» **Problem to solve**
All of the data below must be repeated exactly.

» **Entries from a dataset**
:::::

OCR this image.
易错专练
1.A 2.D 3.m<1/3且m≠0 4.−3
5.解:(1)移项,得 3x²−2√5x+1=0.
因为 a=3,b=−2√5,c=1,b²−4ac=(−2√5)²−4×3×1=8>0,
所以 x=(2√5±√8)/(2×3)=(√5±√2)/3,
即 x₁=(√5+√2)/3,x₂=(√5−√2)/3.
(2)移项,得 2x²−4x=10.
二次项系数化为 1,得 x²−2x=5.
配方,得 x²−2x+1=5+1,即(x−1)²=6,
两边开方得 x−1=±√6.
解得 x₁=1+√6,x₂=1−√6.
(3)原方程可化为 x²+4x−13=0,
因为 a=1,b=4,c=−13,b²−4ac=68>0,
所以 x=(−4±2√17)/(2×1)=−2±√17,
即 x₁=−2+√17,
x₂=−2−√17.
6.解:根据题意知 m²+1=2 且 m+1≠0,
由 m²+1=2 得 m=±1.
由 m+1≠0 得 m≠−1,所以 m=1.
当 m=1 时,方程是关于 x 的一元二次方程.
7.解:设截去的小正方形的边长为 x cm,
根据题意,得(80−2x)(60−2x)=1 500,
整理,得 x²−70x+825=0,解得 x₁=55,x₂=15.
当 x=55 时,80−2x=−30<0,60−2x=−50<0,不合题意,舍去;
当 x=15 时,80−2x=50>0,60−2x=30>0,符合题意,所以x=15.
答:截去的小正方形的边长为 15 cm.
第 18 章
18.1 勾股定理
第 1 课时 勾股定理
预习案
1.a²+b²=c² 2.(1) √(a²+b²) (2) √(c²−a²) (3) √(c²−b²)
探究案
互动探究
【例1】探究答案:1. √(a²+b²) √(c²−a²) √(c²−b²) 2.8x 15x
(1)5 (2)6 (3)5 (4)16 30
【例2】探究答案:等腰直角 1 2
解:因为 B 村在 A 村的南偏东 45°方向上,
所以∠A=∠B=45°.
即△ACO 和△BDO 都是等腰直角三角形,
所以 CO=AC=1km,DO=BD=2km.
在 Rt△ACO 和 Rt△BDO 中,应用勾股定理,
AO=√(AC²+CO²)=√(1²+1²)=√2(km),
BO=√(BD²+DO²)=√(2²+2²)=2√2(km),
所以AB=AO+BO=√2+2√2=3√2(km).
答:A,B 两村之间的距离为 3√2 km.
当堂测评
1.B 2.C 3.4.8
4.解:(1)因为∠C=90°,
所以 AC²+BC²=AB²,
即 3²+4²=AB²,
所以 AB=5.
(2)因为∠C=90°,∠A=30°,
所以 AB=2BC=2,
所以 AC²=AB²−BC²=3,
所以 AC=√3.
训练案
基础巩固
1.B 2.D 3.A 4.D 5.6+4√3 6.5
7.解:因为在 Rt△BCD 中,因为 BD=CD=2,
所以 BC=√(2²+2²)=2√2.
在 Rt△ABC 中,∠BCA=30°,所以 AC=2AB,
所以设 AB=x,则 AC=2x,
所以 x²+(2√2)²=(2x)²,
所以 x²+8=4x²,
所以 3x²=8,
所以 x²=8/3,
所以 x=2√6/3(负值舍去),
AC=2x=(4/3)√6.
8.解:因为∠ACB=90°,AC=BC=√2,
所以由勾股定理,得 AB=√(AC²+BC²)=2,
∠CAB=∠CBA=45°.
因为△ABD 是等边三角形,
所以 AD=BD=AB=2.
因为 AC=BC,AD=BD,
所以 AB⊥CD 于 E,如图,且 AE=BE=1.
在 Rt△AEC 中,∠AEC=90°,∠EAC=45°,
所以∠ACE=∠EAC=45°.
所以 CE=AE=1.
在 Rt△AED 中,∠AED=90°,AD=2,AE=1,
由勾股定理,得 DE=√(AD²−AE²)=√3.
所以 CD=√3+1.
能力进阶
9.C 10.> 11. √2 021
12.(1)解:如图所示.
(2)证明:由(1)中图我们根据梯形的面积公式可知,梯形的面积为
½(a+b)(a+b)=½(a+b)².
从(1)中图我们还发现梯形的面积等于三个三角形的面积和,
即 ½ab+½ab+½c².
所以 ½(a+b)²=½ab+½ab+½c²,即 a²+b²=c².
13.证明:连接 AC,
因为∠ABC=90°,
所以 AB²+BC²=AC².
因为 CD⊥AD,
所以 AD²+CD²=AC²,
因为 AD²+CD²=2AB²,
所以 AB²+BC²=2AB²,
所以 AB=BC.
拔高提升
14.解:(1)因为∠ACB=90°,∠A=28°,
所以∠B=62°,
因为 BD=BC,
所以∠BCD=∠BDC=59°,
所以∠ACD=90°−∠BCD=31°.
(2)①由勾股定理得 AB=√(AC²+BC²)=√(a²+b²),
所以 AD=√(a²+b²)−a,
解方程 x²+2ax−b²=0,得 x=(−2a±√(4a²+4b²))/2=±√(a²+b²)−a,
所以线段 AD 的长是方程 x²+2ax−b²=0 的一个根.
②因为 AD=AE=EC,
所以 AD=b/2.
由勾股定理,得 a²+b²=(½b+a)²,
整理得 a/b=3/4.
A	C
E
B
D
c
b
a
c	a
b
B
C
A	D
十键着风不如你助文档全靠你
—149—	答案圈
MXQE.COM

:::::

» **Solution to this problem**
OCR this image.
易错专练
1.A 2.D 3.m<1/3且m≠0 4.−3
5.解:(1)移项,得 3x²−2√5x+1=0.
因为 a=3,b=−2√5,c=1,b²−4ac=(−2√5)²−4×3×1=8>0,
所以 x=(2√5±√8)/(2×3)=(√5±√2)/3,
即 x₁=(√5+√2)/3,x₂=(√5−√2)/3.
(2)移项,得 2x²−4x=10.
二次项系数化为 1,得 x²−2x=5.
配方,得 x²−2x+1=5+1,即(x−1)²=6,
两边开方得 x−1=±√6.
解得 x₁=1+√6,x₂=1−√6.
(3)原方程可化为 x²+4x−13=0,
因为 a=1,b=4,c=−13,b²−4ac=68>0,
所以 x=(−4±2√17)/(2×1)=−2±√17,
即 x₁=−2+√17,
x₂=−2−√17.
6.解:根据题意知 m²+1=2 且 m+1≠0,
由 m²+1=2 得 m=±1.
由 m+1≠0 得 m≠−1,所以 m=1.
当 m=1 时,方程是关于 x 的一元二次方程.
7.解:设截去的小正方形的边长为 x cm,
根据题意,得(80−2x)(60−2x)=1 500,
整理,得 x²−70x+825=0,解得 x₁=55,x₂=15.
当 x=55 时,80−2x=−30<0,60−2x=−50<0,不合题意,舍去;
当 x=15 时,80−2x=50>0,60−2x=30>0,符合题意,所以x=15.
答:截去的小正方形的边长为 15 cm.
第 18 章
18.1 勾股定理
第 1 课时 勾股定理
预习案
1.a²+b²=c² 2.(1) √(a²+b²) (2) √(c²−a²) (3) √(c²−b²)
探究案
互动探究
【例1】探究答案:1. √(a²+b²) √(c²−a²) √(c²−b²) 2.8x 15x
(1)5 (2)6 (3)5 (4)16 30
【例2】探究答案:等腰直角 1 2
解:因为 B 村在 A 村的南偏东 45°方向上,
所以∠A=∠B=45°.
即△ACO 和△BDO 都是等腰直角三角形,
所以 CO=AC=1km,DO=BD=2km.
在 Rt△ACO 和 Rt△BDO 中,应用勾股定理,
AO=√(AC²+CO²)=√(1²+1²)=√2(km),
BO=√(BD²+DO²)=√(2²+2²)=2√2(km),
所以AB=AO+BO=√2+2√2=3√2(km).
答:A,B 两村之间的距离为 3√2 km.
当堂测评
1.B 2.C 3.4.8
4.解:(1)因为∠C=90°,
所以 AC²+BC²=AB²,
即 3²+4²=AB²,
所以 AB=5.
(2)因为∠C=90°,∠A=30°,
所以 AB=2BC=2,
所以 AC²=AB²−BC²=3,
所以 AC=√3.
训练案
基础巩固
1.B 2.D 3.A 4.D 5.6+4√3 6.5
7.解:因为在 Rt△BCD 中,因为 BD=CD=2,
所以 BC=√(2²+2²)=2√2.
在 Rt△ABC 中,∠BCA=30°,所以 AC=2AB,
所以设 AB=x,则 AC=2x,
所以 x²+(2√2)²=(2x)²,
所以 x²+8=4x²,
所以 3x²=8,
所以 x²=8/3,
所以 x=2√6/3(负值舍去),
AC=2x=(4/3)√6.
8.解:因为∠ACB=90°,AC=BC=√2,
所以由勾股定理,得 AB=√(AC²+BC²)=2,
∠CAB=∠CBA=45°.
因为△ABD 是等边三角形,
所以 AD=BD=AB=2.
因为 AC=BC,AD=BD,
所以 AB⊥CD 于 E,如图,且 AE=BE=1.
在 Rt△AEC 中,∠AEC=90°,∠EAC=45°,
所以∠ACE=∠EAC=45°.
所以 CE=AE=1.
在 Rt△AED 中,∠AED=90°,AD=2,AE=1,
由勾股定理,得 DE=√(AD²−AE²)=√3.
所以 CD=√3+1.
能力进阶
9.C 10.> 11. √2 021
12.(1)解:如图所示.
(2)证明:由(1)中图我们根据梯形的面积公式可知,梯形的面积为
½(a+b)(a+b)=½(a+b)².
从(1)中图我们还发现梯形的面积等于三个三角形的面积和,
即 ½ab+½ab+½c².
所以 ½(a+b)²=½ab+½ab+½c²,即 a²+b²=c².
13.证明:连接 AC,
因为∠ABC=90°,
所以 AB²+BC²=AC².
因为 CD⊥AD,
所以 AD²+CD²=AC²,
因为 AD²+CD²=2AB²,
所以 AB²+BC²=2AB²,
所以 AB=BC.
拔高提升
14.解:(1)因为∠ACB=90°,∠A=28°,
所以∠B=62°,
因为 BD=BC,
所以∠BCD=∠BDC=59°,
所以∠ACD=90°−∠BCD=31°.
(2)①由勾股定理得 AB=√(AC²+BC²)=√(a²+b²),
所以 AD=√(a²+b²)−a,
解方程 x²+2ax−b²=0,得 x=(−2a±√(4a²+4b²))/2=±√(a²+b²)−a,
所以线段 AD 的长是方程 x²+2ax−b²=0 的一个根.
②因为 AD=AE=EC,
所以 AD=b/2.
由勾股定理,得 a²+b²=(½b+a)²,
整理得 a/b=3/4.
A	C
E
B
D
c
b
a
c	a
b
B
C
A	D
十键着风不如你助文档全靠你
—149—	答案圈
MXQE.COM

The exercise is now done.